▶ [Given exercise] Reproduce the lines of the material exactly, excluding every image.

"""

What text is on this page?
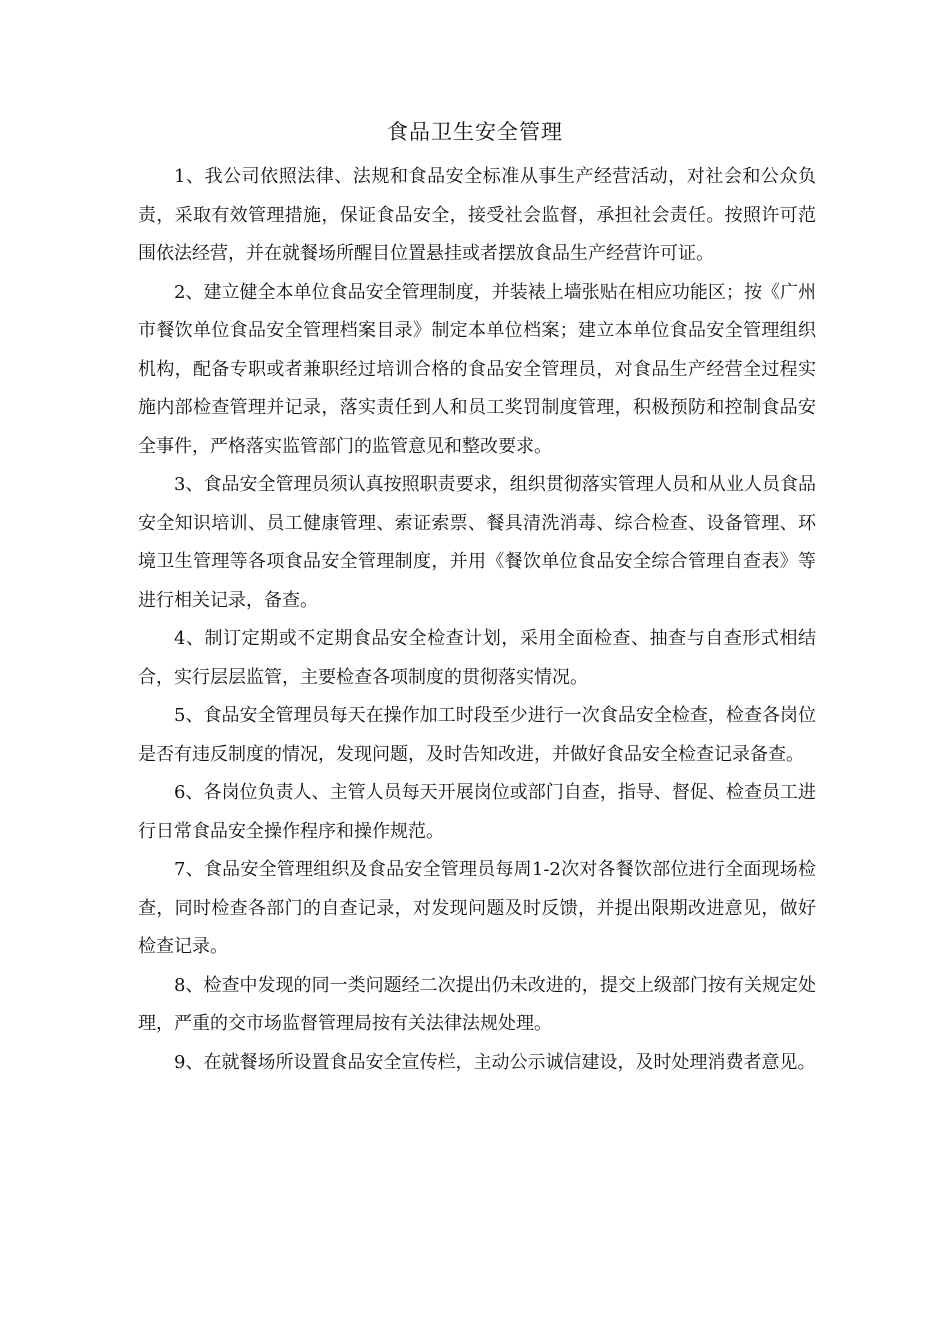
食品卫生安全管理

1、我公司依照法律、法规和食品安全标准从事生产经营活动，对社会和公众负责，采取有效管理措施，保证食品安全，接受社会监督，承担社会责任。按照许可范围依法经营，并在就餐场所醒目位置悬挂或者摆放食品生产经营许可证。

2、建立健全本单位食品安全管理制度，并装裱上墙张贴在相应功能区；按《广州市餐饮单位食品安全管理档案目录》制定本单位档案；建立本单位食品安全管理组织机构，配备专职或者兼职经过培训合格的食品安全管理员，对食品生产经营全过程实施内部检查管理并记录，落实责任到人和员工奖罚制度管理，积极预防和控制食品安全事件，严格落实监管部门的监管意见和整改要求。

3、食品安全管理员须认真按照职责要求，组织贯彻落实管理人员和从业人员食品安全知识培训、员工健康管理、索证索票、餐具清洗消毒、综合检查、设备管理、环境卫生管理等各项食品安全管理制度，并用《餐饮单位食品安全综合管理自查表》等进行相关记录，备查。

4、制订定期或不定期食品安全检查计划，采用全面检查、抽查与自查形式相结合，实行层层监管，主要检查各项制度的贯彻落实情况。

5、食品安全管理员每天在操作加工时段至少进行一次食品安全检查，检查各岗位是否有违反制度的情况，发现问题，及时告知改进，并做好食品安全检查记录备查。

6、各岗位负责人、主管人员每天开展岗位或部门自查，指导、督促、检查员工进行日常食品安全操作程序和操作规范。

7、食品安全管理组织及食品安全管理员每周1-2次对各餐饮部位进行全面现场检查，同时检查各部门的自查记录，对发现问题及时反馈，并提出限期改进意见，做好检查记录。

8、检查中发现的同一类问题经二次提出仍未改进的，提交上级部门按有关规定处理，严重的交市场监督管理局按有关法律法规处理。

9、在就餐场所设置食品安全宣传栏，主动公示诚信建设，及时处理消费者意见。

"""

▶ [Correct result]
What text is on this page?
食品卫生安全管理

1、我公司依照法律、法规和食品安全标准从事生产经营活动，对社会和公众负责，采取有效管理措施，保证食品安全，接受社会监督，承担社会责任。按照许可范围依法经营，并在就餐场所醒目位置悬挂或者摆放食品生产经营许可证。

2、建立健全本单位食品安全管理制度，并装裱上墙张贴在相应功能区；按《广州市餐饮单位食品安全管理档案目录》制定本单位档案；建立本单位食品安全管理组织机构，配备专职或者兼职经过培训合格的食品安全管理员，对食品生产经营全过程实施内部检查管理并记录，落实责任到人和员工奖罚制度管理，积极预防和控制食品安全事件，严格落实监管部门的监管意见和整改要求。

3、食品安全管理员须认真按照职责要求，组织贯彻落实管理人员和从业人员食品安全知识培训、员工健康管理、索证索票、餐具清洗消毒、综合检查、设备管理、环境卫生管理等各项食品安全管理制度，并用《餐饮单位食品安全综合管理自查表》等进行相关记录，备查。

4、制订定期或不定期食品安全检查计划，采用全面检查、抽查与自查形式相结合，实行层层监管，主要检查各项制度的贯彻落实情况。

5、食品安全管理员每天在操作加工时段至少进行一次食品安全检查，检查各岗位是否有违反制度的情况，发现问题，及时告知改进，并做好食品安全检查记录备查。

6、各岗位负责人、主管人员每天开展岗位或部门自查，指导、督促、检查员工进行日常食品安全操作程序和操作规范。

7、食品安全管理组织及食品安全管理员每周1-2次对各餐饮部位进行全面现场检查，同时检查各部门的自查记录，对发现问题及时反馈，并提出限期改进意见，做好检查记录。

8、检查中发现的同一类问题经二次提出仍未改进的，提交上级部门按有关规定处理，严重的交市场监督管理局按有关法律法规处理。

9、在就餐场所设置食品安全宣传栏，主动公示诚信建设，及时处理消费者意见。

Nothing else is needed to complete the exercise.